* begin Exercise materials *

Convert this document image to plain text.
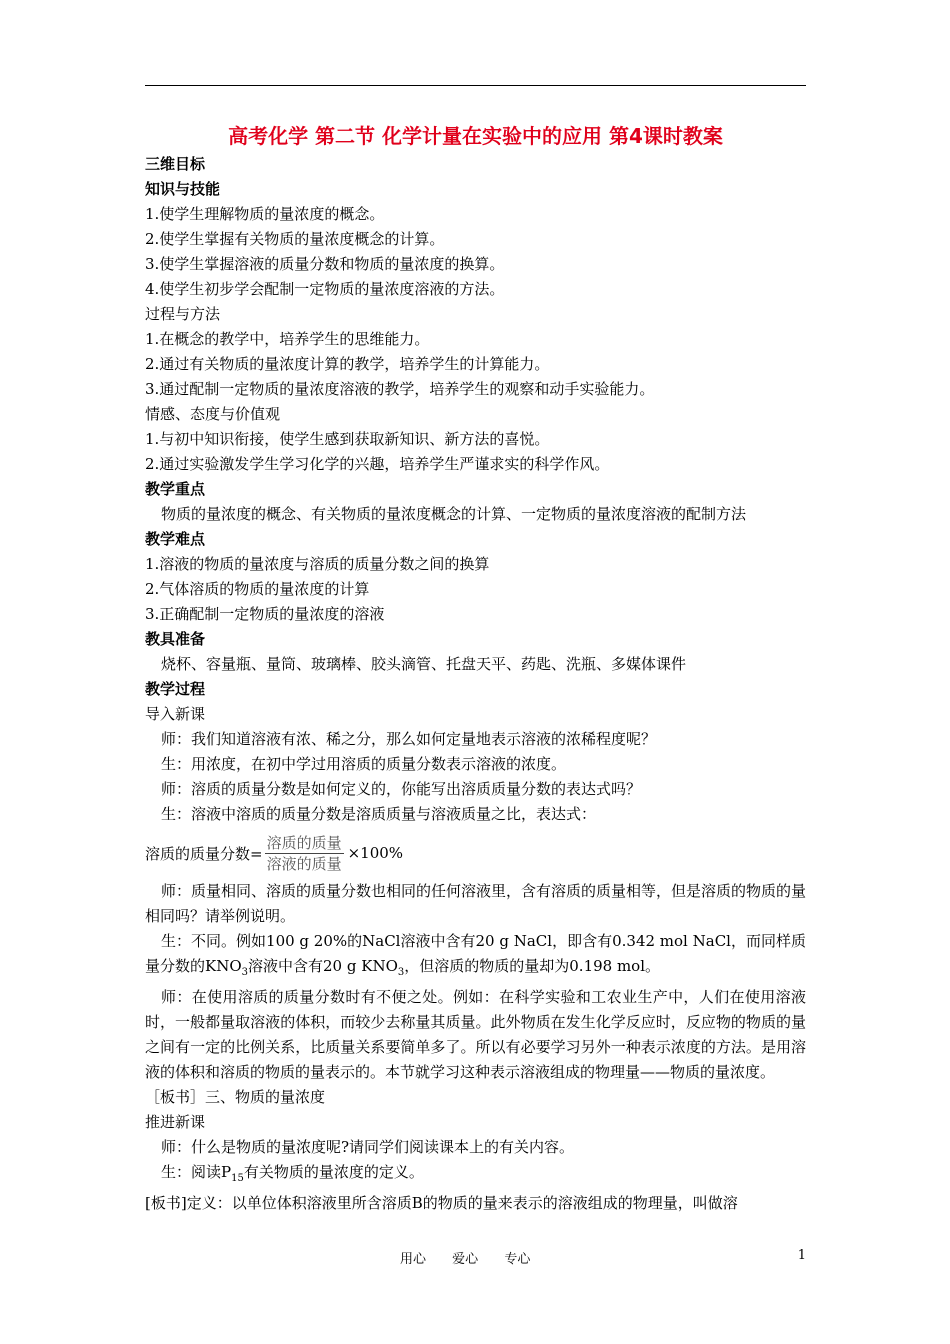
高考化学 第二节 化学计量在实验中的应用 第4课时教案

三维目标

知识与技能

1.使学生理解物质的量浓度的概念。

2.使学生掌握有关物质的量浓度概念的计算。

3.使学生掌握溶液的质量分数和物质的量浓度的换算。

4.使学生初步学会配制一定物质的量浓度溶液的方法。

过程与方法

1.在概念的教学中，培养学生的思维能力。

2.通过有关物质的量浓度计算的教学，培养学生的计算能力。

3.通过配制一定物质的量浓度溶液的教学，培养学生的观察和动手实验能力。

情感、态度与价值观

1.与初中知识衔接，使学生感到获取新知识、新方法的喜悦。

2.通过实验激发学生学习化学的兴趣，培养学生严谨求实的科学作风。

教学重点

物质的量浓度的概念、有关物质的量浓度概念的计算、一定物质的量浓度溶液的配制方法

教学难点

1.溶液的物质的量浓度与溶质的质量分数之间的换算

2.气体溶质的物质的量浓度的计算

3.正确配制一定物质的量浓度的溶液

教具准备

烧杯、容量瓶、量筒、玻璃棒、胶头滴管、托盘天平、药匙、洗瓶、多媒体课件

教学过程

导入新课

师：我们知道溶液有浓、稀之分，那么如何定量地表示溶液的浓稀程度呢？

生：用浓度，在初中学过用溶质的质量分数表示溶液的浓度。

师：溶质的质量分数是如何定义的，你能写出溶质质量分数的表达式吗？

生：溶液中溶质的质量分数是溶质质量与溶液质量之比，表达式：

溶质的质量分数= $\frac{\text{溶质的质量}}{\text{溶液的质量}} \times 100\%$

师：质量相同、溶质的质量分数也相同的任何溶液里，含有溶质的质量相等，但是溶质的物质的量相同吗？请举例说明。

生：不同。例如100 g 20%的NaCl溶液中含有20 g NaCl，即含有0.342 mol NaCl，而同样质量分数的$KNO_3$溶液中含有20 g $KNO_3$，但溶质的物质的量却为0.198 mol。

师：在使用溶质的质量分数时有不便之处。例如：在科学实验和工农业生产中，人们在使用溶液时，一般都量取溶液的体积，而较少去称量其质量。此外物质在发生化学反应时，反应物的物质的量之间有一定的比例关系，比质量关系要简单多了。所以有必要学习另外一种表示浓度的方法。是用溶液的体积和溶质的物质的量表示的。本节就学习这种表示溶液组成的物理量——物质的量浓度。

［板书］三、物质的量浓度

推进新课

师：什么是物质的量浓度呢?请同学们阅读课本上的有关内容。

生：阅读$P_{15}$有关物质的量浓度的定义。

[板书]定义：以单位体积溶液里所含溶质B的物质的量来表示的溶液组成的物理量，叫做溶

用心 爱心 专心	1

* end Exercise materials *

### Given task
Using the records above, copy every line that has the word "text" in it.

### Complete answer
Convert this document image to plain text.
溶质的质量分数= $\frac{\text{溶质的质量}}{\text{溶液的质量}} \times 100\%$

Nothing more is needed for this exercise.